Spot each line in the records below where the word "system" occurs, then copy it.
++++ Data entries
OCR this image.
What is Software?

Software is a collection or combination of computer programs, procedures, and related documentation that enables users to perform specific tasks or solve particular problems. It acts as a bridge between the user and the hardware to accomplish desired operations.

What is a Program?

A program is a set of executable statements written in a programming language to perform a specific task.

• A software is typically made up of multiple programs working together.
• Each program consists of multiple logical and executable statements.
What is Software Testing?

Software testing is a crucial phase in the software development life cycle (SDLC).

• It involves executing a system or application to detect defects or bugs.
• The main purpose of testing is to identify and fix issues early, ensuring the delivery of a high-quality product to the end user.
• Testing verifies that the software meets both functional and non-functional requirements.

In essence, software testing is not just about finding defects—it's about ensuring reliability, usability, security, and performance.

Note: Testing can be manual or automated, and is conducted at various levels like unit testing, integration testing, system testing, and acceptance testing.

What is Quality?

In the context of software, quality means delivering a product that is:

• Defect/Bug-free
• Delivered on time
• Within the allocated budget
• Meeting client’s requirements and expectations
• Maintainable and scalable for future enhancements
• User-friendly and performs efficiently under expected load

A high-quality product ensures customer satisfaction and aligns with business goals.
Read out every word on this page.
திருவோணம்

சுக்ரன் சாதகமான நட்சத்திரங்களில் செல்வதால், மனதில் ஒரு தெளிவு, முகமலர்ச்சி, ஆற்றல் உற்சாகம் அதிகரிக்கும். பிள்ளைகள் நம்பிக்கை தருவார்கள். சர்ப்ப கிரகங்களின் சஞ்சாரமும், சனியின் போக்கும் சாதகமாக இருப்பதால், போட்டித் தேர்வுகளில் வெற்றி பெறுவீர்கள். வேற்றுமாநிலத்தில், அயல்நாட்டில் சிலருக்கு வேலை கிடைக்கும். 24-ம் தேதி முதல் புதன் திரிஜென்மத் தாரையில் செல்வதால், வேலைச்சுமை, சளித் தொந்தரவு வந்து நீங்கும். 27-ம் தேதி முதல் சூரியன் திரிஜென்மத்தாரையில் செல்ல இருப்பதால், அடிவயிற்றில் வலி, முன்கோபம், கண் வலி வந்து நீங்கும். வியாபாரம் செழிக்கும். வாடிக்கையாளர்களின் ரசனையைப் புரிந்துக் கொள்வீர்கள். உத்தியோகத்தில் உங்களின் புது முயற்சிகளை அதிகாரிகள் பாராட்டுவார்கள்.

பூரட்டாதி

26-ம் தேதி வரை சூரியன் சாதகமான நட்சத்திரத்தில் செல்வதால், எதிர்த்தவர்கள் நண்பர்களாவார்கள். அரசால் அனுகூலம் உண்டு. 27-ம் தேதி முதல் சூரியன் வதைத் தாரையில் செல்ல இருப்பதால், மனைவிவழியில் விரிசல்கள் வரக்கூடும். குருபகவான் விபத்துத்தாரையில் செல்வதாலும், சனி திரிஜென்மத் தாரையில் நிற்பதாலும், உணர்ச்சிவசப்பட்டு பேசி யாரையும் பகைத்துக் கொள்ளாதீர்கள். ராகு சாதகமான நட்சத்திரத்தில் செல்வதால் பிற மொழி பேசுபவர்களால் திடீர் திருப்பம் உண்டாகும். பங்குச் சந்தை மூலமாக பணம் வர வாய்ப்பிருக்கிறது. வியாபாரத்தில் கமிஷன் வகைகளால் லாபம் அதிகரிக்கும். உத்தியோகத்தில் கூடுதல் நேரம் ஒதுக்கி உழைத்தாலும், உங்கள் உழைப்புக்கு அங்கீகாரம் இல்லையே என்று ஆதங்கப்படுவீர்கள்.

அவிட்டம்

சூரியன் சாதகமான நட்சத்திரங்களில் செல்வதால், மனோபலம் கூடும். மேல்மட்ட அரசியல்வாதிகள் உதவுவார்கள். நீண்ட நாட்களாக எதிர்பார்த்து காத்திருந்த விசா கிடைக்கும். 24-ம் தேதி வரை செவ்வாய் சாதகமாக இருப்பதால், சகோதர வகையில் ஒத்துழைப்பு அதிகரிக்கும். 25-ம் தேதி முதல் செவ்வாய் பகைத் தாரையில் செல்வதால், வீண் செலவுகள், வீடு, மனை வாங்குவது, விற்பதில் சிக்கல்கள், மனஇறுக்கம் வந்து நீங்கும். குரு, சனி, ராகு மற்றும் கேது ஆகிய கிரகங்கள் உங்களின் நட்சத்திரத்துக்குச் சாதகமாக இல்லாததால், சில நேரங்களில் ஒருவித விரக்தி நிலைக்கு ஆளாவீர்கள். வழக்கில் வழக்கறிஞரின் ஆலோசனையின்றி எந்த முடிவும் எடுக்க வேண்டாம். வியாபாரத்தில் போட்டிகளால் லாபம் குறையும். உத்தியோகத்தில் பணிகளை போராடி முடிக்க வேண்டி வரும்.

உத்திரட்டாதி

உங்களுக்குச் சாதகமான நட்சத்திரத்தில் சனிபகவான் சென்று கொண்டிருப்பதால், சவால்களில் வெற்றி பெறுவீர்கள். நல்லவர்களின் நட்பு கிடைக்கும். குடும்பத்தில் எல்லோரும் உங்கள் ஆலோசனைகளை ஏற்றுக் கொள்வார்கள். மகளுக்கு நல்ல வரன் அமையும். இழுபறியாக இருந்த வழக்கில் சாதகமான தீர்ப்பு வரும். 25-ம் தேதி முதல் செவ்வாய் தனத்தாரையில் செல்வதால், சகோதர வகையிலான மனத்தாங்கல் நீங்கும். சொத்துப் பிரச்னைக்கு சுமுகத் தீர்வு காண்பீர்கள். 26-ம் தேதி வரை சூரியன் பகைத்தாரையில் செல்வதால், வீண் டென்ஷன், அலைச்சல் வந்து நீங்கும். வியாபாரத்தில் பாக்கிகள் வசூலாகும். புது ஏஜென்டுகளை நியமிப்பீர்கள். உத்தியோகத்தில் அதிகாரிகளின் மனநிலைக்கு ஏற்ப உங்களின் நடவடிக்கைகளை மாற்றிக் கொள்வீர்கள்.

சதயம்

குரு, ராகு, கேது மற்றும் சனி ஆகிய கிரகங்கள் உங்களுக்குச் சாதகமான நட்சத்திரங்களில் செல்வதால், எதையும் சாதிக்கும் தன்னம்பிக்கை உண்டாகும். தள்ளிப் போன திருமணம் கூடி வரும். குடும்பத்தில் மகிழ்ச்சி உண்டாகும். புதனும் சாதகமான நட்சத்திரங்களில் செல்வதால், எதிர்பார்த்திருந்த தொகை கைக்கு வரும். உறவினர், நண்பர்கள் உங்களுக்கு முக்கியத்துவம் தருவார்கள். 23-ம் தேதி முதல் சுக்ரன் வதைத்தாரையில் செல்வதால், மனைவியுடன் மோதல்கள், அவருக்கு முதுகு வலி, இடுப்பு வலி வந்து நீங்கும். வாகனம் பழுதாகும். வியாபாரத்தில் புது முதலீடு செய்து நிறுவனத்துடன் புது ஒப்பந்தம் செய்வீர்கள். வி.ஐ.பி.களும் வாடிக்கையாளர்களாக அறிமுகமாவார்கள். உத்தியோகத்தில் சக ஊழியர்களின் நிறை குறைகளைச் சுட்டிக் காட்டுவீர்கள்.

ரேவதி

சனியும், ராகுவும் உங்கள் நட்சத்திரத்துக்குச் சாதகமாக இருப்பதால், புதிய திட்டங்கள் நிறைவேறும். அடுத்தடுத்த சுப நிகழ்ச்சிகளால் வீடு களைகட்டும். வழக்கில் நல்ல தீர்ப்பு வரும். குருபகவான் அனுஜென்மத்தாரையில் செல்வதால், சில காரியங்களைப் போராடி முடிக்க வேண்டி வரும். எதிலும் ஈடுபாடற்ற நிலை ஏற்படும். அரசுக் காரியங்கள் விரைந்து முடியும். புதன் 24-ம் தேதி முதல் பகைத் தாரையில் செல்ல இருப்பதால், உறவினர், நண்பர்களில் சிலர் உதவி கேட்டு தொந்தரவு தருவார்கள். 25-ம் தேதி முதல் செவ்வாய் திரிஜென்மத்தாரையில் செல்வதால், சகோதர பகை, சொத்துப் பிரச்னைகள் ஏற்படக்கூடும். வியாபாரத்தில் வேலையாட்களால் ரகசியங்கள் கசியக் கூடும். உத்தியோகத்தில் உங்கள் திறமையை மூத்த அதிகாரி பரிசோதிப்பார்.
++++++++
#### The output:
• It involves executing a system or application to detect defects or bugs.
Note: Testing can be manual or automated, and is conducted at various levels like unit testing, integration testing, system testing, and acceptance testing.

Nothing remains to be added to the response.